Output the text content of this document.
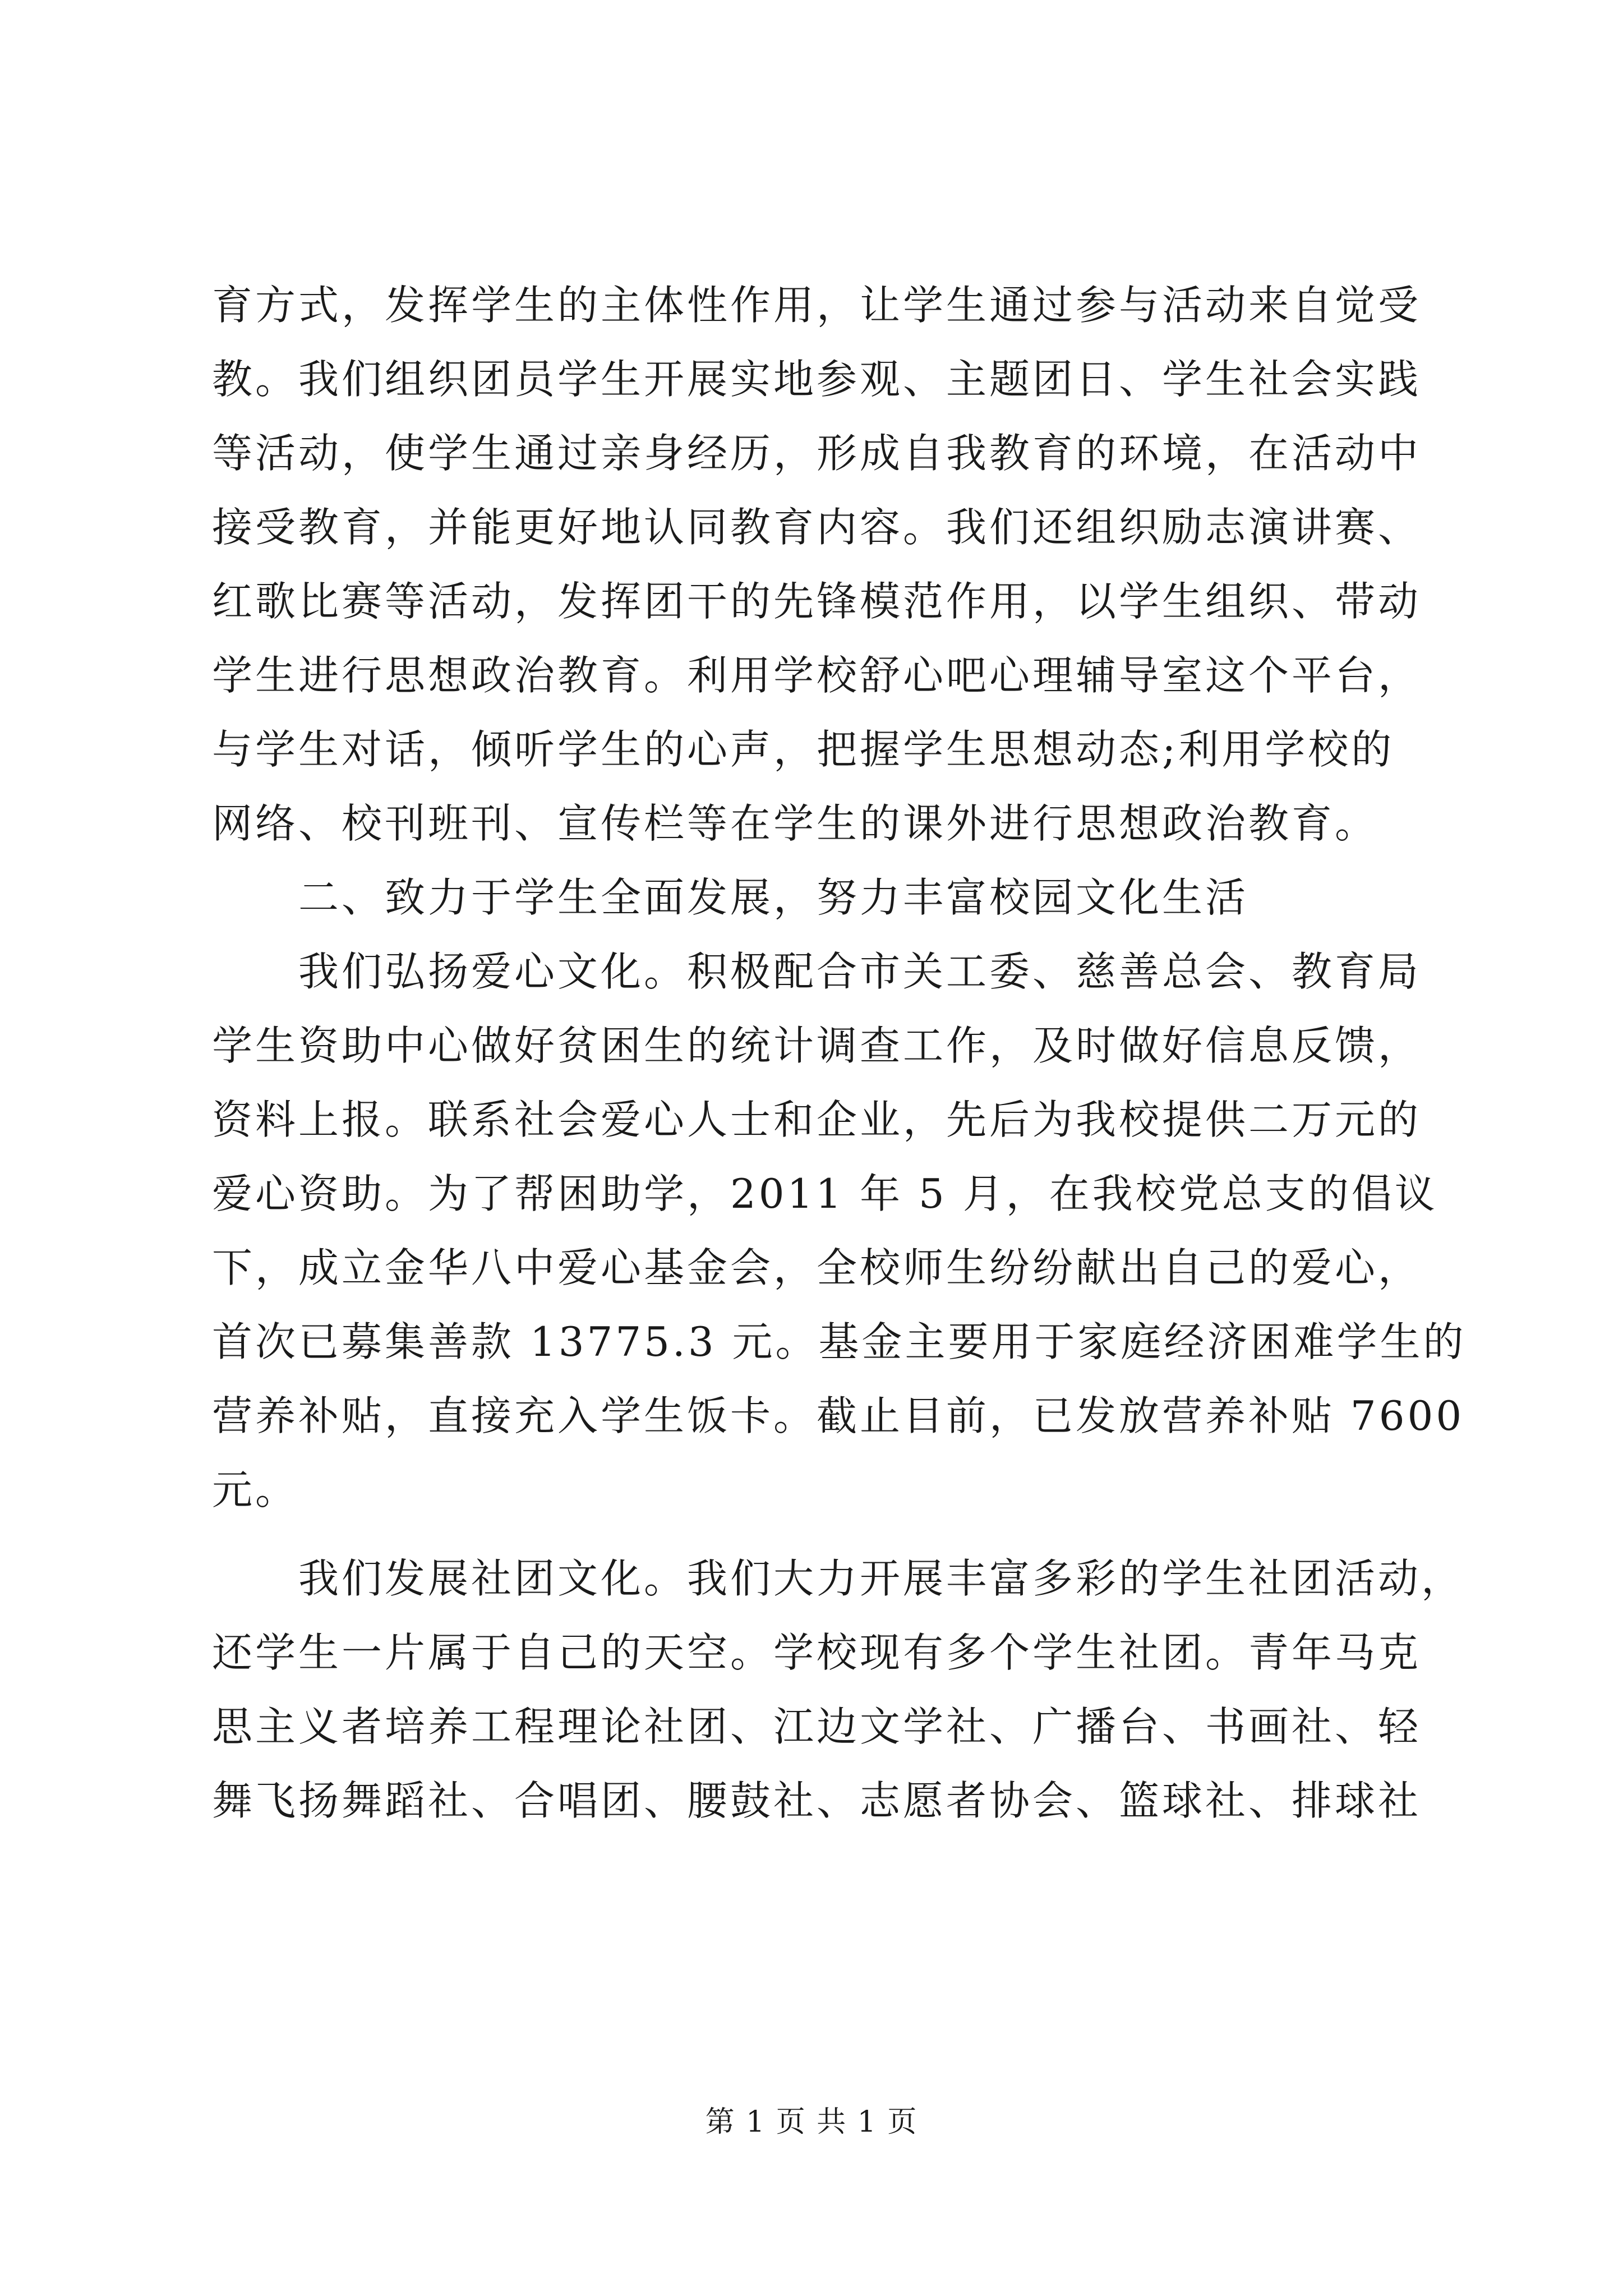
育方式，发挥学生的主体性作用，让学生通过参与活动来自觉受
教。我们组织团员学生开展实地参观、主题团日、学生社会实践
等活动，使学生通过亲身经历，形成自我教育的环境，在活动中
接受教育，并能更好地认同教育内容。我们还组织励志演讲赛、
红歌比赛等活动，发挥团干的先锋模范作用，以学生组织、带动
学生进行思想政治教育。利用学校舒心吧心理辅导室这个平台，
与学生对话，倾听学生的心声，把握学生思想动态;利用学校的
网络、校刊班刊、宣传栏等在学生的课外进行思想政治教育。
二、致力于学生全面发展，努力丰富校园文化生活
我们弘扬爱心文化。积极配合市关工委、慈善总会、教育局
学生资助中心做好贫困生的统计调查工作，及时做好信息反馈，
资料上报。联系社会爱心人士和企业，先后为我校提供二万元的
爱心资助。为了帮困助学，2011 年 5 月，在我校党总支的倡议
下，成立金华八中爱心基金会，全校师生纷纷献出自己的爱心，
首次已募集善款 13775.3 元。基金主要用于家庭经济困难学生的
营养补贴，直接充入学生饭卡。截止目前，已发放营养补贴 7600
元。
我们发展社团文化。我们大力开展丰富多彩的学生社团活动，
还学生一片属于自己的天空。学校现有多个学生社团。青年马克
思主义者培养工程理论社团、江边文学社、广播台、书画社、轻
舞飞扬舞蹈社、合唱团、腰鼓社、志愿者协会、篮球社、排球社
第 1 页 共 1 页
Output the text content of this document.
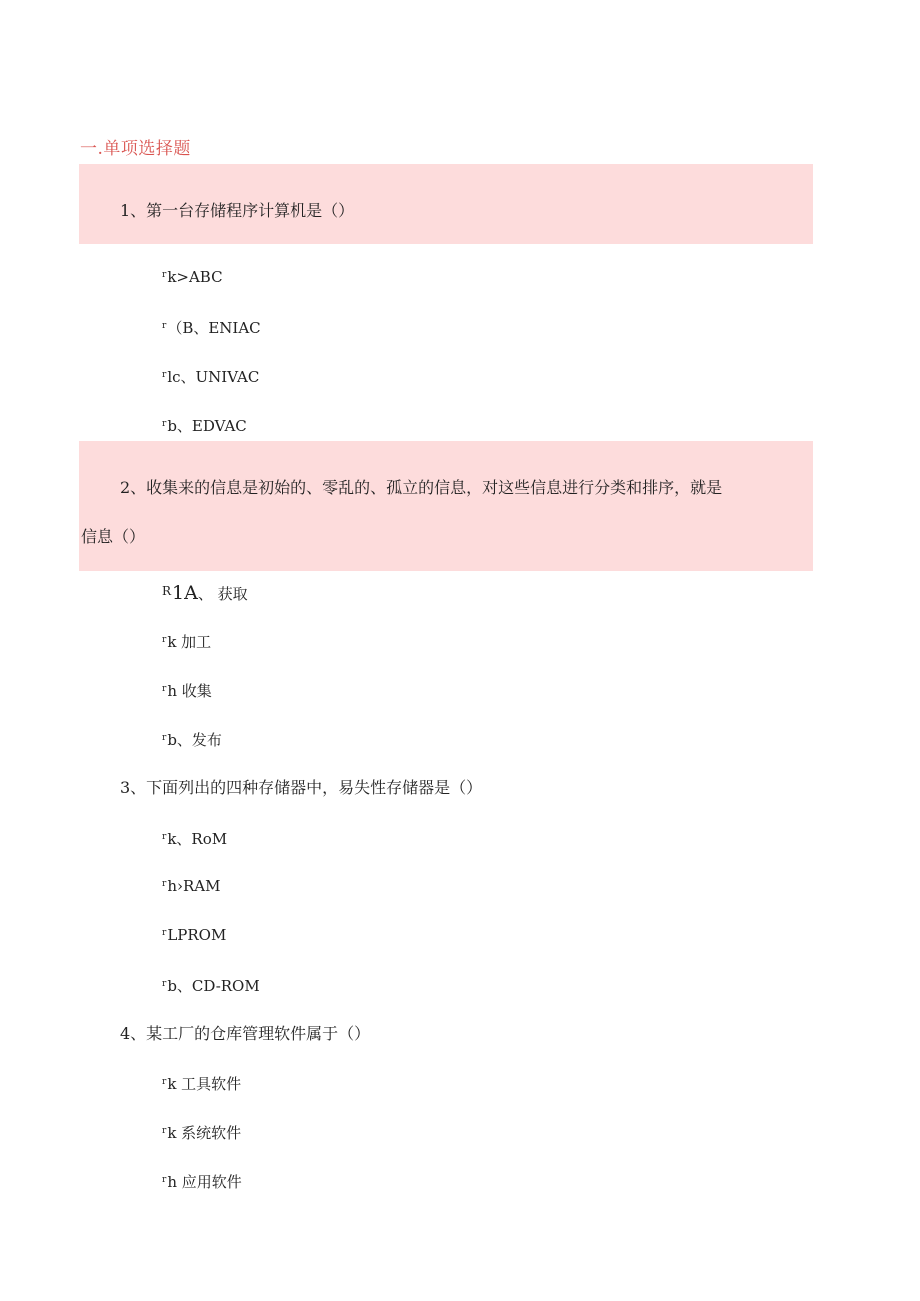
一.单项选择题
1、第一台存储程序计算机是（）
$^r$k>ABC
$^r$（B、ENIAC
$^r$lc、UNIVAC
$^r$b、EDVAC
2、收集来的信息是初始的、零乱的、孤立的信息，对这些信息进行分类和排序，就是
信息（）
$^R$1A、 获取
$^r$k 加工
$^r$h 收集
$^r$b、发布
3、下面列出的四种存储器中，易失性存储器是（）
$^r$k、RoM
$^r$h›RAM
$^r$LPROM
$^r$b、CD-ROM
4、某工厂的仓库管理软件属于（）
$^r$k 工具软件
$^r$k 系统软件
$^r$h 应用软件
────────
Restate the records above in full, word for word. Keep pictures out.

Output the text content of this document.
育方式，发挥学生的主体性作用，让学生通过参与活动来自觉受
教。我们组织团员学生开展实地参观、主题团日、学生社会实践
等活动，使学生通过亲身经历，形成自我教育的环境，在活动中
接受教育，并能更好地认同教育内容。我们还组织励志演讲赛、
红歌比赛等活动，发挥团干的先锋模范作用，以学生组织、带动
学生进行思想政治教育。利用学校舒心吧心理辅导室这个平台，
与学生对话，倾听学生的心声，把握学生思想动态;利用学校的
网络、校刊班刊、宣传栏等在学生的课外进行思想政治教育。
二、致力于学生全面发展，努力丰富校园文化生活
我们弘扬爱心文化。积极配合市关工委、慈善总会、教育局
学生资助中心做好贫困生的统计调查工作，及时做好信息反馈，
资料上报。联系社会爱心人士和企业，先后为我校提供二万元的
爱心资助。为了帮困助学，2011 年 5 月，在我校党总支的倡议
下，成立金华八中爱心基金会，全校师生纷纷献出自己的爱心，
首次已募集善款 13775.3 元。基金主要用于家庭经济困难学生的
营养补贴，直接充入学生饭卡。截止目前，已发放营养补贴 7600
元。
我们发展社团文化。我们大力开展丰富多彩的学生社团活动，
还学生一片属于自己的天空。学校现有多个学生社团。青年马克
思主义者培养工程理论社团、江边文学社、广播台、书画社、轻
舞飞扬舞蹈社、合唱团、腰鼓社、志愿者协会、篮球社、排球社
第 1 页 共 1 页
Output the text content of this document.
一.单项选择题
1、第一台存储程序计算机是（）
$^r$k>ABC
$^r$（B、ENIAC
$^r$lc、UNIVAC
$^r$b、EDVAC
2、收集来的信息是初始的、零乱的、孤立的信息，对这些信息进行分类和排序，就是
信息（）
$^R$1A、 获取
$^r$k 加工
$^r$h 收集
$^r$b、发布
3、下面列出的四种存储器中，易失性存储器是（）
$^r$k、RoM
$^r$h›RAM
$^r$LPROM
$^r$b、CD-ROM
4、某工厂的仓库管理软件属于（）
$^r$k 工具软件
$^r$k 系统软件
$^r$h 应用软件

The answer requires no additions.